## Text passage
+-------+
As Betty and Laure drink heavily and get to know each other, Betty has intrusive flashbacks to the events that led up to her being in the bar that night. From a young age, she has been an alcoholic and sexual compulsive. She tried to begin a new life by marrying a wealthy man named Guy and starting a family, but felt smothered by her pampered, Bourgeois life, and haunted by thoughts that Guy only values her as a wife and the mother of his children, not really for who she is. She drank throughout their marriage, but her alcoholism intensified after the birth of their second daughter. As nannies took over her mothering duties, she began sneaking out to bars to pick up men.

One night, Guy and his mother returned unexpectedly from a trip to the theater to find Betty having sex with her boyfriend in the living room.

Guy and his family immediately called a lawyer to draft a divorce agreement. Betty was pressured to surrender all custody rights in exchange for large alimony payments—the first of which she received upon signing the agreement. She was also forced to leave the house in the middle of the night without saying goodbye to her daughters.
+-------+
## Given information
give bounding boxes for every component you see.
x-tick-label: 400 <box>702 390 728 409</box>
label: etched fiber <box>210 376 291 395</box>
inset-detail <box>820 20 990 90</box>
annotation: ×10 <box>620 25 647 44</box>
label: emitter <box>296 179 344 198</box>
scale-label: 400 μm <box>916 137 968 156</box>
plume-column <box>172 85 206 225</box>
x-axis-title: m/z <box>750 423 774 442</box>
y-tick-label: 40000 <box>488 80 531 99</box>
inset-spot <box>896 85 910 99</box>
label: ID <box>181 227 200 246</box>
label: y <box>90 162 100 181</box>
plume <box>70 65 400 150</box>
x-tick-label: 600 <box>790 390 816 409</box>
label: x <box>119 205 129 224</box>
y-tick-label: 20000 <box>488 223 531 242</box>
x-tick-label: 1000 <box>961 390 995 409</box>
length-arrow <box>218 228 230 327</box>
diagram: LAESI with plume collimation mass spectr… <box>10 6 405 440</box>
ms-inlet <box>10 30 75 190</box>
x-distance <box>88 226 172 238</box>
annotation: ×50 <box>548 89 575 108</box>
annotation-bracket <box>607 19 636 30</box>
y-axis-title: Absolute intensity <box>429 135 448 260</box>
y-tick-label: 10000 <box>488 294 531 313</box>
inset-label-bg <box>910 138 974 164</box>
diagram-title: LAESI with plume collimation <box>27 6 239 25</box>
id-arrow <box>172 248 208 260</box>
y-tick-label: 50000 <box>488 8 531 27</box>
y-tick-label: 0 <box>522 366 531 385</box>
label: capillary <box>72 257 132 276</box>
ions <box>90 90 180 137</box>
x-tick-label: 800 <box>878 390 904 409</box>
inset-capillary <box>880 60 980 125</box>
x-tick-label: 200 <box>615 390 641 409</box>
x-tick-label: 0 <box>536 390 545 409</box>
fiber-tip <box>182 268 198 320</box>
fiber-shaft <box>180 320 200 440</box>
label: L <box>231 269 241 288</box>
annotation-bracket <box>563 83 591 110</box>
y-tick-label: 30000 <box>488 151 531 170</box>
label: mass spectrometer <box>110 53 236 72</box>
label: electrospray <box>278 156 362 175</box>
+-------+
## Your task
Can you output the passage about Betty word for word, everything from "As Betty and" down to "pick up men."?

## Completed exercise
As Betty and Laure drink heavily and get to know each other, Betty has intrusive flashbacks to the events that led up to her being in the bar that night. From a young age, she has been an alcoholic and sexual compulsive. She tried to begin a new life by marrying a wealthy man named Guy and starting a family, but felt smothered by her pampered, Bourgeois life, and haunted by thoughts that Guy only values her as a wife and the mother of his children, not really for who she is. She drank throughout their marriage, but her alcoholism intensified after the birth of their second daughter. As nannies took over her mothering duties, she began sneaking out to bars to pick up men.